--- Work instructions ---
Count how many lines below include the string "JSON", and give that number without anything else.

::: Task data :::

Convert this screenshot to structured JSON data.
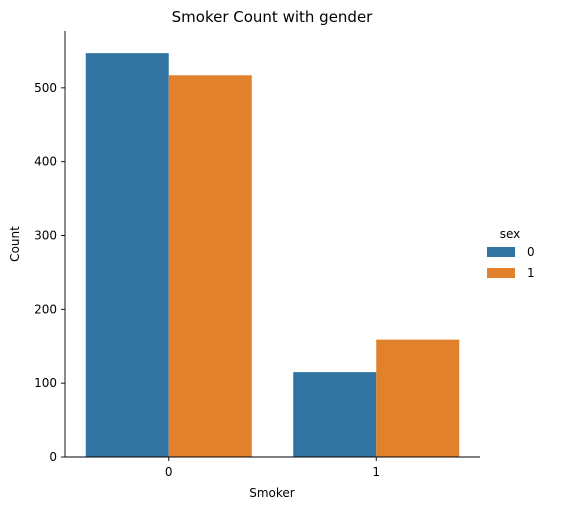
{
  "chart_data": {
    "type": "bar",
    "title": "Smoker Count with gender",
    "xlabel": "Smoker",
    "ylabel": "Count",
    "categories": [
      "0",
      "1"
    ],
    "series": [
      {
        "name": "0",
        "values": [
          547,
          115
        ],
        "color": "#3274a1"
      },
      {
        "name": "1",
        "values": [
          517,
          159
        ],
        "color": "#e1812c"
      }
    ],
    "ylim": [
      0,
      577
    ],
    "yticks": [
      0,
      100,
      200,
      300,
      400,
      500
    ],
    "legend": {
      "title": "sex",
      "placement": "right"
    },
    "grid": false
  }
}
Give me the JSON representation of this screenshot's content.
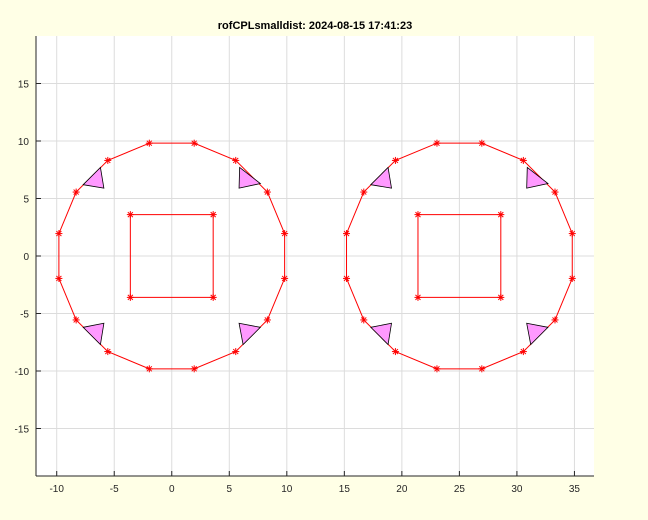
{
  "chart_data": {
    "type": "line",
    "title": "rofCPLsmalldist: 2024-08-15 17:41:23",
    "xlabel": "",
    "ylabel": "",
    "xlim": [
      -11.8,
      36.7
    ],
    "ylim": [
      -19.13,
      19.13
    ],
    "xticks": [
      -10,
      -5,
      0,
      5,
      10,
      15,
      20,
      25,
      30,
      35
    ],
    "yticks": [
      -15,
      -10,
      -5,
      0,
      5,
      10,
      15
    ],
    "grid": true,
    "axis_equal": true,
    "colors": {
      "background": "#ffffe6",
      "plot_bg": "#ffffff",
      "line": "#ff0000",
      "triangle_fill": "#ff99ff",
      "triangle_edge": "#000000",
      "grid": "#dcdcdc"
    },
    "marker": "asterisk",
    "polylines": [
      {
        "closed": true,
        "points": [
          [
            -1.95,
            9.81
          ],
          [
            1.95,
            9.81
          ],
          [
            5.56,
            8.31
          ],
          [
            8.31,
            5.56
          ],
          [
            9.81,
            1.95
          ],
          [
            9.81,
            -1.95
          ],
          [
            8.31,
            -5.56
          ],
          [
            5.56,
            -8.31
          ],
          [
            1.95,
            -9.81
          ],
          [
            -1.95,
            -9.81
          ],
          [
            -5.56,
            -8.31
          ],
          [
            -8.31,
            -5.56
          ],
          [
            -9.81,
            -1.95
          ],
          [
            -9.81,
            1.95
          ],
          [
            -8.31,
            5.56
          ],
          [
            -5.56,
            8.31
          ]
        ]
      },
      {
        "closed": true,
        "points": [
          [
            -3.6,
            3.6
          ],
          [
            3.6,
            3.6
          ],
          [
            3.6,
            -3.6
          ],
          [
            -3.6,
            -3.6
          ]
        ]
      },
      {
        "closed": true,
        "points": [
          [
            23.05,
            9.81
          ],
          [
            26.95,
            9.81
          ],
          [
            30.56,
            8.31
          ],
          [
            33.31,
            5.56
          ],
          [
            34.81,
            1.95
          ],
          [
            34.81,
            -1.95
          ],
          [
            33.31,
            -5.56
          ],
          [
            30.56,
            -8.31
          ],
          [
            26.95,
            -9.81
          ],
          [
            23.05,
            -9.81
          ],
          [
            19.44,
            -8.31
          ],
          [
            16.69,
            -5.56
          ],
          [
            15.19,
            -1.95
          ],
          [
            15.19,
            1.95
          ],
          [
            16.69,
            5.56
          ],
          [
            19.44,
            8.31
          ]
        ]
      },
      {
        "closed": true,
        "points": [
          [
            21.4,
            3.6
          ],
          [
            28.6,
            3.6
          ],
          [
            28.6,
            -3.6
          ],
          [
            21.4,
            -3.6
          ]
        ]
      }
    ],
    "triangles": [
      [
        [
          -7.7,
          6.2
        ],
        [
          -6.2,
          7.7
        ],
        [
          -5.9,
          5.9
        ]
      ],
      [
        [
          5.9,
          7.7
        ],
        [
          7.7,
          6.3
        ],
        [
          5.85,
          5.9
        ]
      ],
      [
        [
          -7.7,
          -6.2
        ],
        [
          -5.9,
          -5.85
        ],
        [
          -6.2,
          -7.7
        ]
      ],
      [
        [
          5.85,
          -5.85
        ],
        [
          7.7,
          -6.2
        ],
        [
          6.2,
          -7.7
        ]
      ],
      [
        [
          17.3,
          6.2
        ],
        [
          18.8,
          7.7
        ],
        [
          19.1,
          5.9
        ]
      ],
      [
        [
          30.9,
          7.7
        ],
        [
          32.7,
          6.3
        ],
        [
          30.85,
          5.9
        ]
      ],
      [
        [
          17.3,
          -6.2
        ],
        [
          19.1,
          -5.85
        ],
        [
          18.8,
          -7.7
        ]
      ],
      [
        [
          30.85,
          -5.85
        ],
        [
          32.7,
          -6.2
        ],
        [
          31.2,
          -7.7
        ]
      ]
    ]
  }
}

:::

--- Written response ---
2